# REQUIRED TASK:
Gather every line of the listing below that contains the string "detail", and reproduce each one in full.

# PROVIDED MATERIAL:
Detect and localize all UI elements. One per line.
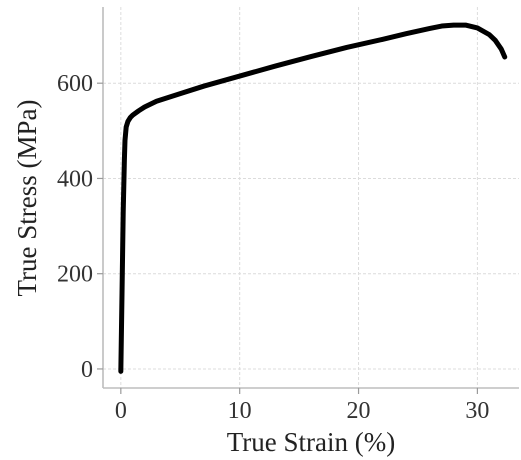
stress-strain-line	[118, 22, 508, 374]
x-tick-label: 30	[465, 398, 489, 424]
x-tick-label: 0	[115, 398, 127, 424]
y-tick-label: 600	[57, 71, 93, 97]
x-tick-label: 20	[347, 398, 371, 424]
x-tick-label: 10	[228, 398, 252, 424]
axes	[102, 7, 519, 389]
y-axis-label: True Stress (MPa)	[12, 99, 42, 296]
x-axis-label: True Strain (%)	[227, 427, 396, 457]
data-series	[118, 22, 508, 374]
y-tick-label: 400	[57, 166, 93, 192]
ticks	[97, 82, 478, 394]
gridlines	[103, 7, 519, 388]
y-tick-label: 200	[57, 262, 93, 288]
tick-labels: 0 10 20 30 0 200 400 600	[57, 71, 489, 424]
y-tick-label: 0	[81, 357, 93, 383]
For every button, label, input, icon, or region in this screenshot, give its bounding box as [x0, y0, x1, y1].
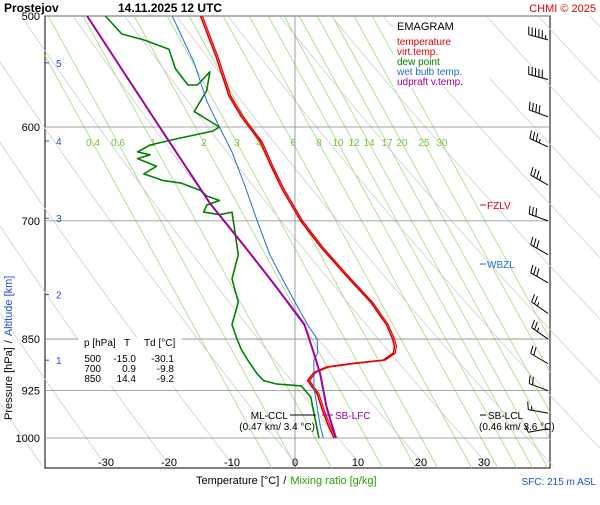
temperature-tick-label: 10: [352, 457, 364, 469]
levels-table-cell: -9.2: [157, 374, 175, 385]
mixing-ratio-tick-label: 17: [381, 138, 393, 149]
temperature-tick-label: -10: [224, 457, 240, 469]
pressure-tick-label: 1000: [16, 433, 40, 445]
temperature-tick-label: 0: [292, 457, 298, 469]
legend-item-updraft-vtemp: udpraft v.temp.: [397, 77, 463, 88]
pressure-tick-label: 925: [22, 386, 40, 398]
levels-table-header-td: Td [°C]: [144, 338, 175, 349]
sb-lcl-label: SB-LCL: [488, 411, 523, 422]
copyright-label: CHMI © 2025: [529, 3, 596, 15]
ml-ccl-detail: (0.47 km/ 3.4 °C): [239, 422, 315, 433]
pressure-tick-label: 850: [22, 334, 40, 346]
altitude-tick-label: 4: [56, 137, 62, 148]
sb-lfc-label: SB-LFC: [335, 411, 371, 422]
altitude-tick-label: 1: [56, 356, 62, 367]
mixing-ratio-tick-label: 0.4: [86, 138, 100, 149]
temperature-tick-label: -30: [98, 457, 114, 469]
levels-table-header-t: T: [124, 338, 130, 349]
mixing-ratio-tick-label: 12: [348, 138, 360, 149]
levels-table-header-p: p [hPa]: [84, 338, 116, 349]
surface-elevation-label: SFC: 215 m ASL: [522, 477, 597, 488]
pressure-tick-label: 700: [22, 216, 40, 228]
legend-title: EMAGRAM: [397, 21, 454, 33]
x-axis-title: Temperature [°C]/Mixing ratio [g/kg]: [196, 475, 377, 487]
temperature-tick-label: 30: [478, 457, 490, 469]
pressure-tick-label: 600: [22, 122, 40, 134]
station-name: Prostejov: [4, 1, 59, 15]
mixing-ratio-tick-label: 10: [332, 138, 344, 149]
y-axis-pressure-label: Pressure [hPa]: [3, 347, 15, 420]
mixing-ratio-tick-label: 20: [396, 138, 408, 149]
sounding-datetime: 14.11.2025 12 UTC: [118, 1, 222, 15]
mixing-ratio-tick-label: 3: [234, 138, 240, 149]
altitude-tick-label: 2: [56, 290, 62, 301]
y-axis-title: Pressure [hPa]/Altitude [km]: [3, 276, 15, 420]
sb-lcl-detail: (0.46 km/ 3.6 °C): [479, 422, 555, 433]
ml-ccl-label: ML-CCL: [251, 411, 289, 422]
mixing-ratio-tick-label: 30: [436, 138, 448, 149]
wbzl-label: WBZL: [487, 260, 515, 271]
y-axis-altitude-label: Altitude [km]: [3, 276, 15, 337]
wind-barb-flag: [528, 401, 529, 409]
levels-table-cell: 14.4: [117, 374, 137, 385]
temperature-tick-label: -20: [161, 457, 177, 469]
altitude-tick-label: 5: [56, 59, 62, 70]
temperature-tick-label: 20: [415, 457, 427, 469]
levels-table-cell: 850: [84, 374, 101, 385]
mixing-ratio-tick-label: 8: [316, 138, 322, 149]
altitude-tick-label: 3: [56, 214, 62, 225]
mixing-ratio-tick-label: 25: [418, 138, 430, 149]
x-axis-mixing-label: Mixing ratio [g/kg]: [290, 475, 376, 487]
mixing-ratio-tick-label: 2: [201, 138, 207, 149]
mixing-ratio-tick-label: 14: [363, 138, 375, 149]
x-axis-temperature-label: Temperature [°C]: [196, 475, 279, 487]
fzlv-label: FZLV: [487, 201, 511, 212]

# SOLUTION FOR THIS TASK:
ml-ccl-detail: (0.47 km/ 3.4 °C): [239, 422, 315, 433]
sb-lcl-detail: (0.46 km/ 3.6 °C): [479, 422, 555, 433]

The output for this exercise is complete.